#### DATA SUPPLIED ####

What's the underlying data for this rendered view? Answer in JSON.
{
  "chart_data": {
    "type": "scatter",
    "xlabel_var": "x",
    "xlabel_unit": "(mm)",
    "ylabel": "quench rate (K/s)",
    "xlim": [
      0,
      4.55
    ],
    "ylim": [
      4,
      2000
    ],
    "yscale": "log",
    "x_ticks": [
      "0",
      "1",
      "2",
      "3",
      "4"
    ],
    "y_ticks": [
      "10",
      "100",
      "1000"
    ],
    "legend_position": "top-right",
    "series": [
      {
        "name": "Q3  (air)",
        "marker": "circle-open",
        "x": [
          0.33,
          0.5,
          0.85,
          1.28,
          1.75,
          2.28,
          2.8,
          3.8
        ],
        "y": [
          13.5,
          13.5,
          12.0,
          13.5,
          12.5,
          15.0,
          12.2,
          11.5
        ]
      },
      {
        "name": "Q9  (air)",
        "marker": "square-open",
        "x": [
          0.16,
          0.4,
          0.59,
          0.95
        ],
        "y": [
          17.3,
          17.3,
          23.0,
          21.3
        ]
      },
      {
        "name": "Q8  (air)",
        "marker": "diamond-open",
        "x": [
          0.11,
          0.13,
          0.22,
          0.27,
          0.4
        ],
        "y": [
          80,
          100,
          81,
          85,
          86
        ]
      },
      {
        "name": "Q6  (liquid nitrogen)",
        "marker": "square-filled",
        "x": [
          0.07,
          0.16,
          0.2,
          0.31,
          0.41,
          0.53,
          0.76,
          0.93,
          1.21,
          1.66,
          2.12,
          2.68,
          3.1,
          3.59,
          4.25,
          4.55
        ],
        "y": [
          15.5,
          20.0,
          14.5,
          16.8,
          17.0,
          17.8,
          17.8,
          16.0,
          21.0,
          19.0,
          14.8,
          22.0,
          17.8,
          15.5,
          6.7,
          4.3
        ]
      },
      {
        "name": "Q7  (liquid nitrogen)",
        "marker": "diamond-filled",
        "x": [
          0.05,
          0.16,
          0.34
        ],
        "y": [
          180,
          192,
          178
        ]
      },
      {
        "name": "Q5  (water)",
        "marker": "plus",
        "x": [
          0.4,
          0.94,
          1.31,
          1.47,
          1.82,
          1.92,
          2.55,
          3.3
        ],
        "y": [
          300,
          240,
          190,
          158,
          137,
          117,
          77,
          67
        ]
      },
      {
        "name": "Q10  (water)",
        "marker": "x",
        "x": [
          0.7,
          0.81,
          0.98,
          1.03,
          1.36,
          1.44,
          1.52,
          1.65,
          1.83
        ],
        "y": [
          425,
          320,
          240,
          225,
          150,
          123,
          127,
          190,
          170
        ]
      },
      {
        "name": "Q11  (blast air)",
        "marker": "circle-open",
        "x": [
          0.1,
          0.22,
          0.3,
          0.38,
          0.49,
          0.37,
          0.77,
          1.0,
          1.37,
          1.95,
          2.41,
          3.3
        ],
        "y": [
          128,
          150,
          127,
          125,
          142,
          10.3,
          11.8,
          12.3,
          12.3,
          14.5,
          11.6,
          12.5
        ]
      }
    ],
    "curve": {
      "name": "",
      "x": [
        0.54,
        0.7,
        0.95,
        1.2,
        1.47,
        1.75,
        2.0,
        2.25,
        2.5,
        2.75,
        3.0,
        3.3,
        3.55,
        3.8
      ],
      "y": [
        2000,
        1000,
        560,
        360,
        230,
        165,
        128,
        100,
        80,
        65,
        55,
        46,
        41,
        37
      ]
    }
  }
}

####

STATED GOAL:
Find all lines where the word "liquid" appears. Copy them.

EXERCISE RESULT:
        "name": "Q6  (liquid nitrogen)",
        "name": "Q7  (liquid nitrogen)",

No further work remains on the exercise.